▶ **Description of the task**:
Only a number is wanted: the count of lines in this listing that contain "house".

▶

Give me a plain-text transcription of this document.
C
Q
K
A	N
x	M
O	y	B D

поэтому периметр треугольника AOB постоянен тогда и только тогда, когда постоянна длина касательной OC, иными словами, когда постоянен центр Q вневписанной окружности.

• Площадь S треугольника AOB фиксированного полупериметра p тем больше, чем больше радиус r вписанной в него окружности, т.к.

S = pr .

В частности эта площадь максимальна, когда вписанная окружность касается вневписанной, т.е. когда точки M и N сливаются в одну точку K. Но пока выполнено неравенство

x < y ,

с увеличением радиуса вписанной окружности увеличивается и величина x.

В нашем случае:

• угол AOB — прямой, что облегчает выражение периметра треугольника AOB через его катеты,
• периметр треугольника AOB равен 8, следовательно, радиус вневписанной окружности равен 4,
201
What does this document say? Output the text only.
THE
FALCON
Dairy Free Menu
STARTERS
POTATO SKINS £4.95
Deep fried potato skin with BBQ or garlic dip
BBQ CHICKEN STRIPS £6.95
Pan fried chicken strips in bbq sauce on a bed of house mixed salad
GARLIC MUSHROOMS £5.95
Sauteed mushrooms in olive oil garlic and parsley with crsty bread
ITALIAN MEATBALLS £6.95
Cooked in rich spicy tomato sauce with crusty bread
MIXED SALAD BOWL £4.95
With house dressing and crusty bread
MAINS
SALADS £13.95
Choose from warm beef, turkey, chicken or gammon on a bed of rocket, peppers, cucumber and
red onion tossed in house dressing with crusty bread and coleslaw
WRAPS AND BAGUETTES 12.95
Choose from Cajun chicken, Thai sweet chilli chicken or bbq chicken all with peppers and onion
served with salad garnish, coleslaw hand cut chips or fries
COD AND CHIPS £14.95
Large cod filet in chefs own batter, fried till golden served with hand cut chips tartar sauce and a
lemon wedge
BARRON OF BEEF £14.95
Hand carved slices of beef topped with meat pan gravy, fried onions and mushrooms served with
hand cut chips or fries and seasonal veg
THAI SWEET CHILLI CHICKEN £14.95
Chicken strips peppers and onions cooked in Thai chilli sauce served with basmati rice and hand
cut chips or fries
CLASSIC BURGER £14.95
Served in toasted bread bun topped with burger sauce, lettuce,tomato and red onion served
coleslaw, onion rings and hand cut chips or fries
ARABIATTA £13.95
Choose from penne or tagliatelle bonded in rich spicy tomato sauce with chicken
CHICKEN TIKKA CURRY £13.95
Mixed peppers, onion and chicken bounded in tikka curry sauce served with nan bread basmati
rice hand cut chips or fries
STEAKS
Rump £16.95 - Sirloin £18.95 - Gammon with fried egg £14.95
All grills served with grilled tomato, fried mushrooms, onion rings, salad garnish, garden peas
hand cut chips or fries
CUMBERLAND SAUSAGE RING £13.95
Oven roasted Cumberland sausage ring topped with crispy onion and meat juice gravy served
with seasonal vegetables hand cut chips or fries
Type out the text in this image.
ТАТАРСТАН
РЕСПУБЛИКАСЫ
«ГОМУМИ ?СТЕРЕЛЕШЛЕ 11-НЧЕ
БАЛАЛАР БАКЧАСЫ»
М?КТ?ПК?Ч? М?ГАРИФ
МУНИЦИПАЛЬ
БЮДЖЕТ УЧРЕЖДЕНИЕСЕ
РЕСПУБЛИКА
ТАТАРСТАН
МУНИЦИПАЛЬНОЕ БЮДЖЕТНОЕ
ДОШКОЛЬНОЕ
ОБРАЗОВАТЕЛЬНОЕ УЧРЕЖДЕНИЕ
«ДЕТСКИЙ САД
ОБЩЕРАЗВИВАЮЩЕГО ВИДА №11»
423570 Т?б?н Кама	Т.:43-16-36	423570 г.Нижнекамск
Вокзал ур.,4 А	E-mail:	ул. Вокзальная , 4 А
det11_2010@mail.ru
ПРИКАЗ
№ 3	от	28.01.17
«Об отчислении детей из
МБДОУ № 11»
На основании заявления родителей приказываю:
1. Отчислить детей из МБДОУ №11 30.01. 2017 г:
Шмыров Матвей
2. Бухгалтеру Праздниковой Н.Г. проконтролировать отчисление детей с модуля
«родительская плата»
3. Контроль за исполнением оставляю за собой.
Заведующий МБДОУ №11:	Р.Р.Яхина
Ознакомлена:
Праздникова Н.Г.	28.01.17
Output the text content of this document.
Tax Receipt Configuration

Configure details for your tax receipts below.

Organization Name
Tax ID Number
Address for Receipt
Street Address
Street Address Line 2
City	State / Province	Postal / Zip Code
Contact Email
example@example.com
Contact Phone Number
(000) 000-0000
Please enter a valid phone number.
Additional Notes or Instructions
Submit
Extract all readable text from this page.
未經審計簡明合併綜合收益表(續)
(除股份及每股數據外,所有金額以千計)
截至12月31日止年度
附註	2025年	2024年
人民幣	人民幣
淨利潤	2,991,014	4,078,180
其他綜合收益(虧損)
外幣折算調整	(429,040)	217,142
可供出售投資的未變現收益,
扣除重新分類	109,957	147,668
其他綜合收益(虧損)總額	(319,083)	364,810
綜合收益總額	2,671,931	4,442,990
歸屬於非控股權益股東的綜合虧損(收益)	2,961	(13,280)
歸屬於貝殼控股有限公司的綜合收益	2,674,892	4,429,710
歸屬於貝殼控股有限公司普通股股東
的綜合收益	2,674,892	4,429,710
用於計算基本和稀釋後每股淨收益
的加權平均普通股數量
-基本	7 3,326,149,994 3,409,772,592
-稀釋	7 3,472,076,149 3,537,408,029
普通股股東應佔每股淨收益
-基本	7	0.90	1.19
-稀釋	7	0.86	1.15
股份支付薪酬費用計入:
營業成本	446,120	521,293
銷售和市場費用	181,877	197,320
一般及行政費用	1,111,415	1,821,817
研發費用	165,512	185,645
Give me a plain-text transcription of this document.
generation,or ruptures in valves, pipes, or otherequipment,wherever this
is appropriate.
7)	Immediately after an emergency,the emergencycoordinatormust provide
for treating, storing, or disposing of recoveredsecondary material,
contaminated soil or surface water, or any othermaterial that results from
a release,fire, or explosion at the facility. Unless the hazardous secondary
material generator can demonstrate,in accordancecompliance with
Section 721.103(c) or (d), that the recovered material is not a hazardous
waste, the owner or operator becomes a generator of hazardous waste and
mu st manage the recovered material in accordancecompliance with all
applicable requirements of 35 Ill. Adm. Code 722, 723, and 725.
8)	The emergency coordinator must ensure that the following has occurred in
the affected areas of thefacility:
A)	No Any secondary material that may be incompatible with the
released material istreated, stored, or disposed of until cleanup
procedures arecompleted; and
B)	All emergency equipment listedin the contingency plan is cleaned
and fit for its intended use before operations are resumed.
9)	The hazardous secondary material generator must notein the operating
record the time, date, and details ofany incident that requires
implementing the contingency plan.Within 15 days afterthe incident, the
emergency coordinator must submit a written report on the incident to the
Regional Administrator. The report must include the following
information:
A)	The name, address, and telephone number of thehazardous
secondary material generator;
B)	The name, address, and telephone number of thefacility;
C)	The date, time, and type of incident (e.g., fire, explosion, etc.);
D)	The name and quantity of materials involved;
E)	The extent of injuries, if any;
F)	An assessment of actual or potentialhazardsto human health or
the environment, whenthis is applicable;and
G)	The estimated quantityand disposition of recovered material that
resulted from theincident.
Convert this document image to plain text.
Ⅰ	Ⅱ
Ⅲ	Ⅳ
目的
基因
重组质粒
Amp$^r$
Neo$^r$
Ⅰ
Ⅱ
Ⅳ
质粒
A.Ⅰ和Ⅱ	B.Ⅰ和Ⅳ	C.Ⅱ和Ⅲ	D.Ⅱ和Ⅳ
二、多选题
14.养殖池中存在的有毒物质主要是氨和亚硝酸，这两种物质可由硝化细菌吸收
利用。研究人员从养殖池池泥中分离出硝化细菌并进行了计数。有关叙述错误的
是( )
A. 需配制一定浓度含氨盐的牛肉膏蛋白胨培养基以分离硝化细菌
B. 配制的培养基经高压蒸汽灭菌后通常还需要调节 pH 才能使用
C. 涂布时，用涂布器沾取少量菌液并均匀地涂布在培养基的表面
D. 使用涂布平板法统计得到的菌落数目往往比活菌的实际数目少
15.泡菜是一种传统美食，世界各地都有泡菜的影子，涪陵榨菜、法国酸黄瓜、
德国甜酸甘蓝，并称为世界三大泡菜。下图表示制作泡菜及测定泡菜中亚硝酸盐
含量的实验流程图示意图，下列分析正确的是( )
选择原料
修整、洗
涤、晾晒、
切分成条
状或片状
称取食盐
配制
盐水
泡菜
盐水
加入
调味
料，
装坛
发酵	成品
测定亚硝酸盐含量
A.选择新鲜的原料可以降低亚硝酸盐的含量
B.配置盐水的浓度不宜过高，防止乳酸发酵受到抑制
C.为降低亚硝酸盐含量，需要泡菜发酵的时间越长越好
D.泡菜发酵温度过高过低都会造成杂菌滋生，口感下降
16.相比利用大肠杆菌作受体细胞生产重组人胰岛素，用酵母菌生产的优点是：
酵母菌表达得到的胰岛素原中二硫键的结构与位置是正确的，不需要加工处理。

◀

▶ **Response to this exercise**:
3